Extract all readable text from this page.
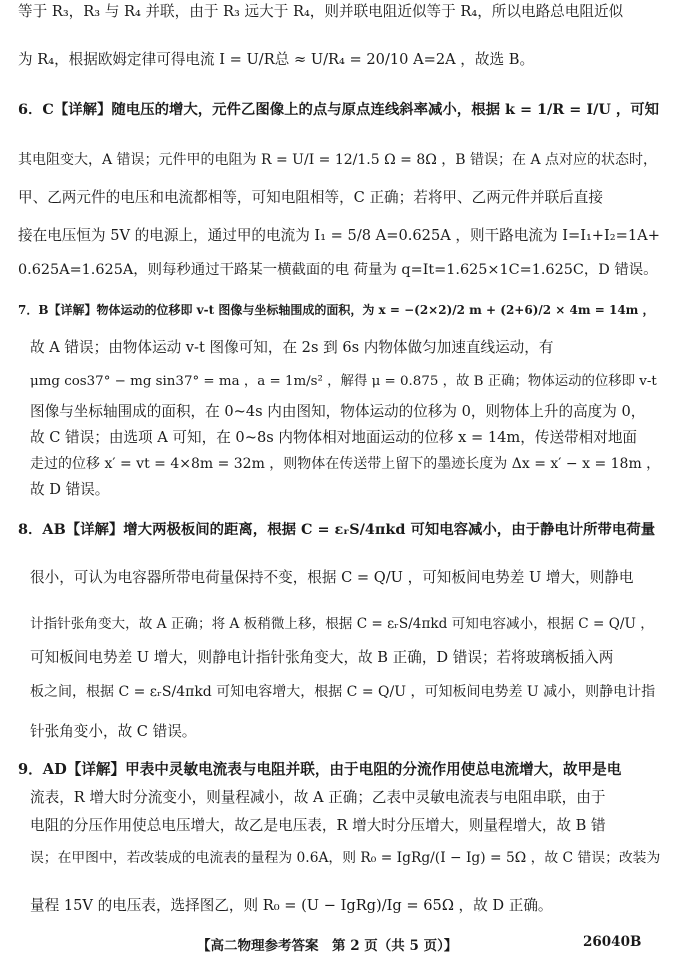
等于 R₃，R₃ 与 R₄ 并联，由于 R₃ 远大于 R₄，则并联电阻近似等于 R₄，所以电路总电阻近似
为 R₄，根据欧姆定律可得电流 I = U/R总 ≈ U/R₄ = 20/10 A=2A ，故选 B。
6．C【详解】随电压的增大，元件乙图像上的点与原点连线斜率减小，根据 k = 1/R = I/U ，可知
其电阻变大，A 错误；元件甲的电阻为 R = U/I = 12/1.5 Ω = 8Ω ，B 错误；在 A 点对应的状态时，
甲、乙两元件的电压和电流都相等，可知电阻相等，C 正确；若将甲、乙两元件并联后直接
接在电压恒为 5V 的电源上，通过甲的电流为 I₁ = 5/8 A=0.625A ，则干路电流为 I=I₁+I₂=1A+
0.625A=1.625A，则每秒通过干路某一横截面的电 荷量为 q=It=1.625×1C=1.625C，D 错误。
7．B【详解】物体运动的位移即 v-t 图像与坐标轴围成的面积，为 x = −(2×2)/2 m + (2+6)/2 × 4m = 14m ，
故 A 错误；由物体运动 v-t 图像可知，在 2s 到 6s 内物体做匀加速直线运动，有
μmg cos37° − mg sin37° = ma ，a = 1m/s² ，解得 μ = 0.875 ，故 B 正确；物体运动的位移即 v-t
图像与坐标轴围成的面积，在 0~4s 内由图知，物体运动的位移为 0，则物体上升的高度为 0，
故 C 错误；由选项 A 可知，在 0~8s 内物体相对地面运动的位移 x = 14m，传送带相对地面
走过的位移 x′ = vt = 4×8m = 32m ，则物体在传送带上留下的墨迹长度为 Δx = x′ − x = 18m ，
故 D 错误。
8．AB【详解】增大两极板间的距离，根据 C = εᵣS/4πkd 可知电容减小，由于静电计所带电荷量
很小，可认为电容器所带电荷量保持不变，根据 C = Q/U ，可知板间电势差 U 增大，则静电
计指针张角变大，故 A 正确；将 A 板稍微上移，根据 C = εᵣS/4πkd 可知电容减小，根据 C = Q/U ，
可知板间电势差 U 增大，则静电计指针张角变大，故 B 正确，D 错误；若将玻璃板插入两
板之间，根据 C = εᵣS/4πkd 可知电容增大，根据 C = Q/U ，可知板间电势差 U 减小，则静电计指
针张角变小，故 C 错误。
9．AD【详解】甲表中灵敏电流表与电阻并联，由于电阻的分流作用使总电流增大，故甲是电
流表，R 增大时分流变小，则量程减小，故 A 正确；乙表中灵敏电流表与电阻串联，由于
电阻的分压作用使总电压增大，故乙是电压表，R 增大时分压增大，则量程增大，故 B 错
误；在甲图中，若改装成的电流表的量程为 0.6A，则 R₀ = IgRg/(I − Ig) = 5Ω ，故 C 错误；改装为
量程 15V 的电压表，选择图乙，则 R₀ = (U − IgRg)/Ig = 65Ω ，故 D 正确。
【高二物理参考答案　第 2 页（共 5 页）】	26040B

========

Without the pictures, retype the whole of the material above exactly.

Extract all readable text from this page.
等于 R₃，R₃ 与 R₄ 并联，由于 R₃ 远大于 R₄，则并联电阻近似等于 R₄，所以电路总电阻近似
为 R₄，根据欧姆定律可得电流 I = U/R总 ≈ U/R₄ = 20/10 A=2A ，故选 B。
6．C【详解】随电压的增大，元件乙图像上的点与原点连线斜率减小，根据 k = 1/R = I/U ，可知
其电阻变大，A 错误；元件甲的电阻为 R = U/I = 12/1.5 Ω = 8Ω ，B 错误；在 A 点对应的状态时，
甲、乙两元件的电压和电流都相等，可知电阻相等，C 正确；若将甲、乙两元件并联后直接
接在电压恒为 5V 的电源上，通过甲的电流为 I₁ = 5/8 A=0.625A ，则干路电流为 I=I₁+I₂=1A+
0.625A=1.625A，则每秒通过干路某一横截面的电 荷量为 q=It=1.625×1C=1.625C，D 错误。
7．B【详解】物体运动的位移即 v-t 图像与坐标轴围成的面积，为 x = −(2×2)/2 m + (2+6)/2 × 4m = 14m ，
故 A 错误；由物体运动 v-t 图像可知，在 2s 到 6s 内物体做匀加速直线运动，有
μmg cos37° − mg sin37° = ma ，a = 1m/s² ，解得 μ = 0.875 ，故 B 正确；物体运动的位移即 v-t
图像与坐标轴围成的面积，在 0~4s 内由图知，物体运动的位移为 0，则物体上升的高度为 0，
故 C 错误；由选项 A 可知，在 0~8s 内物体相对地面运动的位移 x = 14m，传送带相对地面
走过的位移 x′ = vt = 4×8m = 32m ，则物体在传送带上留下的墨迹长度为 Δx = x′ − x = 18m ，
故 D 错误。
8．AB【详解】增大两极板间的距离，根据 C = εᵣS/4πkd 可知电容减小，由于静电计所带电荷量
很小，可认为电容器所带电荷量保持不变，根据 C = Q/U ，可知板间电势差 U 增大，则静电
计指针张角变大，故 A 正确；将 A 板稍微上移，根据 C = εᵣS/4πkd 可知电容减小，根据 C = Q/U ，
可知板间电势差 U 增大，则静电计指针张角变大，故 B 正确，D 错误；若将玻璃板插入两
板之间，根据 C = εᵣS/4πkd 可知电容增大，根据 C = Q/U ，可知板间电势差 U 减小，则静电计指
针张角变小，故 C 错误。
9．AD【详解】甲表中灵敏电流表与电阻并联，由于电阻的分流作用使总电流增大，故甲是电
流表，R 增大时分流变小，则量程减小，故 A 正确；乙表中灵敏电流表与电阻串联，由于
电阻的分压作用使总电压增大，故乙是电压表，R 增大时分压增大，则量程增大，故 B 错
误；在甲图中，若改装成的电流表的量程为 0.6A，则 R₀ = IgRg/(I − Ig) = 5Ω ，故 C 错误；改装为
量程 15V 的电压表，选择图乙，则 R₀ = (U − IgRg)/Ig = 65Ω ，故 D 正确。
【高二物理参考答案　第 2 页（共 5 页）】	26040B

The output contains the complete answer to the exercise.